» What to do
Without the pictures, set down every line of the data exactly.

>> start Supplied data

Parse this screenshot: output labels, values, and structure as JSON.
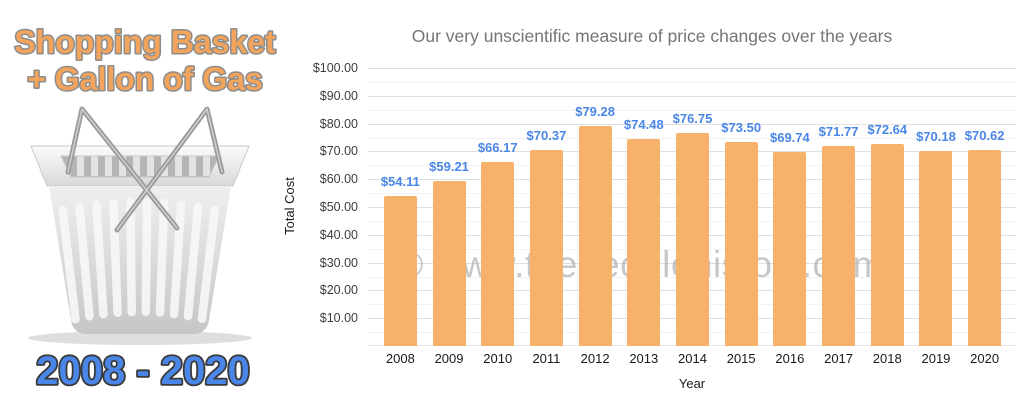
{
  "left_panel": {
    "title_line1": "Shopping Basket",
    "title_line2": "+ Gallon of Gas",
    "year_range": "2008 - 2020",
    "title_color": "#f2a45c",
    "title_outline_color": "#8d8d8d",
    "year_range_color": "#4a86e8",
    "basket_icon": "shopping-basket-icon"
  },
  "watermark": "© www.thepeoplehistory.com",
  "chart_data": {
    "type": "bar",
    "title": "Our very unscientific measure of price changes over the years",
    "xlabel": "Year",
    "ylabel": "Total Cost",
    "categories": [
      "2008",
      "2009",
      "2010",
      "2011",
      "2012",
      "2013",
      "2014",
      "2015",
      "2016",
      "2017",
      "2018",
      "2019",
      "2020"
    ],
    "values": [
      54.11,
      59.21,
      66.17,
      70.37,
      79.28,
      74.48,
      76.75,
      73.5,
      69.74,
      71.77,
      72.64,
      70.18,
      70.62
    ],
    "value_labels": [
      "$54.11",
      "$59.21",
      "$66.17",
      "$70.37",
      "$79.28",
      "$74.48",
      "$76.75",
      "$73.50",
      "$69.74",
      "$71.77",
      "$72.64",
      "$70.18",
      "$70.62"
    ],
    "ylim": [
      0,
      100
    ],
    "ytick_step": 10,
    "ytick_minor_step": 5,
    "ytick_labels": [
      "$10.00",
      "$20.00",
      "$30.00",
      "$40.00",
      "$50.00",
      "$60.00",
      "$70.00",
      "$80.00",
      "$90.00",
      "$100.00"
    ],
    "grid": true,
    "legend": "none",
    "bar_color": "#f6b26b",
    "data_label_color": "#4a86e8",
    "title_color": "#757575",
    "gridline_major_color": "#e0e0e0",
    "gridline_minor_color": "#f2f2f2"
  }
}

>> end Supplied data

» Solution to the problem
Parse this screenshot: output labels, values, and structure as JSON.
{
  "left_panel": {
    "title_line1": "Shopping Basket",
    "title_line2": "+ Gallon of Gas",
    "year_range": "2008 - 2020",
    "title_color": "#f2a45c",
    "title_outline_color": "#8d8d8d",
    "year_range_color": "#4a86e8",
    "basket_icon": "shopping-basket-icon"
  },
  "watermark": "© www.thepeoplehistory.com",
  "chart_data": {
    "type": "bar",
    "title": "Our very unscientific measure of price changes over the years",
    "xlabel": "Year",
    "ylabel": "Total Cost",
    "categories": [
      "2008",
      "2009",
      "2010",
      "2011",
      "2012",
      "2013",
      "2014",
      "2015",
      "2016",
      "2017",
      "2018",
      "2019",
      "2020"
    ],
    "values": [
      54.11,
      59.21,
      66.17,
      70.37,
      79.28,
      74.48,
      76.75,
      73.5,
      69.74,
      71.77,
      72.64,
      70.18,
      70.62
    ],
    "value_labels": [
      "$54.11",
      "$59.21",
      "$66.17",
      "$70.37",
      "$79.28",
      "$74.48",
      "$76.75",
      "$73.50",
      "$69.74",
      "$71.77",
      "$72.64",
      "$70.18",
      "$70.62"
    ],
    "ylim": [
      0,
      100
    ],
    "ytick_step": 10,
    "ytick_minor_step": 5,
    "ytick_labels": [
      "$10.00",
      "$20.00",
      "$30.00",
      "$40.00",
      "$50.00",
      "$60.00",
      "$70.00",
      "$80.00",
      "$90.00",
      "$100.00"
    ],
    "grid": true,
    "legend": "none",
    "bar_color": "#f6b26b",
    "data_label_color": "#4a86e8",
    "title_color": "#757575",
    "gridline_major_color": "#e0e0e0",
    "gridline_minor_color": "#f2f2f2"
  }
}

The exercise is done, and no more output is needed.